Tarea planteada:
Edita la parte del fragmento que empieza en "Jugamos al Uno" y termina en "llamaba Pitshanger Park.", y escríbela de nuevo con "colchoneta" en lugar de "cama elástica".

======== Fragmento facilitado

Jugamos al Uno y a la Wii, y saltamos en la cama elástica de mi cumpleaños. Nos divertimos muchísimo. 

Por la mañana, como  Íñigo tenía un partido en Ealing, le acompañamos y luego nos fuimos a un parque cerca que se llamaba Pitshanger Park. 

Y el sábado vino un amigo de Elena.



                                                          ANUSKA

lunes, 12 de noviembre de 2012

HALLOWEEN Y BONFIRE


Elena con su "bottom" postizo
Las chicas,
dándome la bienvenida
 disfrazadas a lo loco

He estado una semana fuera y, a la vuelta, parece que hay que dinamizar un poco esto del blog, que se ha quedado parado. Desde aquí os animo a todos a que metáis comentarios, pues a los niños les hace mucha ilusión comprobar que la familia y amigos sigue sus aventuras, y la participación de los demás les motiva a seguir escribiendo cada semana.

Me voy a remontar al cumple de Iñigo. Fue el 26 de octubre y lo celebramos con un pastel de Flakes (su chocolatina preferida) para desayunar: una bomba para empezar el día, pues el pastel era denso y parecía que no llevara más ingrediente que chocolate. Las chicas le habían preparado sus regalitos, así que con tantas emociones Iñigo llegó ese día por primera vez tarde al cole. Allí llevó chocolate y bombones para celebrarlo con sus amigos. Y por la noche salimos a cenar, con una doble celebración, pues comenzaban las vacaciones de Half Term. Cada mes y medio aproximadamente los niños tienen una semana de vacaciones, por lo que estas están más repartidas a lo largo del año que en España, y no se concentran tanto en el verano.

Ese mismo fin de semana Íñigo recibió también la primera invitación de cumple y ¡le tocó madrugar!. Habían quedado para ir al cine a las 9,30h (lo del cine matinal parece habitual aquí). Tras la peli, compraron algo de lunch y fueron a casa de su amigo a jugar. A otro que le tocó madrugar ese fin de semana fue a Iñaki, pero por diferentes motivos.  En el cole pidieron voluntarios para pintar algunas clases, así que después de algunas dudas Iñaki dedicó un sábado a ‘lijar’ y pintar. Aquí el voluntariado está muy desarrollado, así como la implicación de los coles y la sociedad en general en actividades de charity.


Y por fin llegó Halloween. De 5 a 7 de la tarde (noche cerrada aquí: ¡parecían las 11 de la noche!) acompañé a los monstruos a visitar otras casas, lo que nos permitió charlar con algunos vecinos que todavía conocíamos sólo de vista. También estuvimos recorriendo el barrio de un niño del curso de Elena, que nos había invitado. Llegamos a casa tarde, para los estándares británicos, así que nosotros sólo recibimos 2 visitas de Halloween, con lo que nos ha quedado un importante excedente de chuches que teníamos preparadas para la ocasión.

================
======== Conjunto de datos

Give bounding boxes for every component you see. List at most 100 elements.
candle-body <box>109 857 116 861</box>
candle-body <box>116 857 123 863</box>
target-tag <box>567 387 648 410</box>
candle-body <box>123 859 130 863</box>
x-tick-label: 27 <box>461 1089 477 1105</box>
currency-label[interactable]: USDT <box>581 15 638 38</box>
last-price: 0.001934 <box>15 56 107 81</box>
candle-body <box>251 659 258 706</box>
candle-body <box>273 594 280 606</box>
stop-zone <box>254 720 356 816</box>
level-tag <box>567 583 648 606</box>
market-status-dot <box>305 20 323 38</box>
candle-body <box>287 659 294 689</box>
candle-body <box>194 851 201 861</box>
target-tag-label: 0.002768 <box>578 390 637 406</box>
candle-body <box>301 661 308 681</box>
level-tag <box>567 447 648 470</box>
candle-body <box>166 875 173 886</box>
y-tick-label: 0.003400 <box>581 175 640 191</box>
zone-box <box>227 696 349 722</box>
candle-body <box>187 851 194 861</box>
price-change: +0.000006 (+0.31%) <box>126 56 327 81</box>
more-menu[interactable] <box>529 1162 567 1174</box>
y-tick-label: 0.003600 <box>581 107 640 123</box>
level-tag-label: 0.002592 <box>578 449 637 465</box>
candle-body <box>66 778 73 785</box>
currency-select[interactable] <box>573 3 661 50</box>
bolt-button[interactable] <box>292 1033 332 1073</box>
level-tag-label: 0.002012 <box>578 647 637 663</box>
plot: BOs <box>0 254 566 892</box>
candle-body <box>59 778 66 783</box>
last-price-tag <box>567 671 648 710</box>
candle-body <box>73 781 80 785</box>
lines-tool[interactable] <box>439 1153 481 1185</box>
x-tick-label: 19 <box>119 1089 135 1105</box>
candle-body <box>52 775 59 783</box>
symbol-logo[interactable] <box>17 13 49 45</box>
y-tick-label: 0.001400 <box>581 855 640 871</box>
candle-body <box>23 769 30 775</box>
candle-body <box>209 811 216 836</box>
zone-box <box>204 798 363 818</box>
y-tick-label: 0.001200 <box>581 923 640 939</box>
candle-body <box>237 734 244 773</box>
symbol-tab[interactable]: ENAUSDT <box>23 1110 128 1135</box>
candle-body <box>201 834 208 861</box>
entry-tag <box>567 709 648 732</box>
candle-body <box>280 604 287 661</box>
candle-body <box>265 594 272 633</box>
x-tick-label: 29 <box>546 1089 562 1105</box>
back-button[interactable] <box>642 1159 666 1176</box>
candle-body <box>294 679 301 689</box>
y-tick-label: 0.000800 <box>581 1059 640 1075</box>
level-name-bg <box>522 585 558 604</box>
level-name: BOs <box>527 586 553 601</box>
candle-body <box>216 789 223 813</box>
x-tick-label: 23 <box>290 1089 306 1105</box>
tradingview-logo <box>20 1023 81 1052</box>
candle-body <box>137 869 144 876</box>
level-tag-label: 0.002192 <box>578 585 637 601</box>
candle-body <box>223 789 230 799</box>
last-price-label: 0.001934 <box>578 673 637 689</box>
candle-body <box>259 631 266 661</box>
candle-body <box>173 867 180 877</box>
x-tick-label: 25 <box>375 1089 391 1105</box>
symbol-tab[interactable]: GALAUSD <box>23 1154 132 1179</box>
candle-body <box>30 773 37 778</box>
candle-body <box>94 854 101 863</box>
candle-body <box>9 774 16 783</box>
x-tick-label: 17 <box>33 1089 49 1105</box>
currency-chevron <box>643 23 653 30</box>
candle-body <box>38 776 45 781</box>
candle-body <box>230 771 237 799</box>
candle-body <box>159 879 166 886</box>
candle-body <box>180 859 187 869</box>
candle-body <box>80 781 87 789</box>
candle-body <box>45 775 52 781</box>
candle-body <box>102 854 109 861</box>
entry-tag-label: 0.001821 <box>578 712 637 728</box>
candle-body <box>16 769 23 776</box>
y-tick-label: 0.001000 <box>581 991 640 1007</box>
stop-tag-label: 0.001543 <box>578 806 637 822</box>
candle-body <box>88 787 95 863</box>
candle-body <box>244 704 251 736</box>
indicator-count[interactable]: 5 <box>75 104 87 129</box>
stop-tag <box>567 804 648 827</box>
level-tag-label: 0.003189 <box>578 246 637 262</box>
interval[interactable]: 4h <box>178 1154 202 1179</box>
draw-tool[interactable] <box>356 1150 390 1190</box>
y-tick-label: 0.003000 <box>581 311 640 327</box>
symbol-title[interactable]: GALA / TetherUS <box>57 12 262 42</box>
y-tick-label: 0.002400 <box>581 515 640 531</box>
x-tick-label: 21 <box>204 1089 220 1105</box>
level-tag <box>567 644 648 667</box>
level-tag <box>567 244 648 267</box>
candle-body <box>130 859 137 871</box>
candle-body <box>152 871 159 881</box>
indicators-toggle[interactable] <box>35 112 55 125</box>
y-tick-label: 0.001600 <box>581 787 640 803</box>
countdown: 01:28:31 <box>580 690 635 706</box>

================

Respuesta escrita:
Jugamos al Uno y a la Wii, y saltamos en la colchoneta de mi cumpleaños. Nos divertimos muchísimo. 

Por la mañana, como  Íñigo tenía un partido en Ealing, le acompañamos y luego nos fuimos a un parque cerca que se llamaba Pitshanger Park.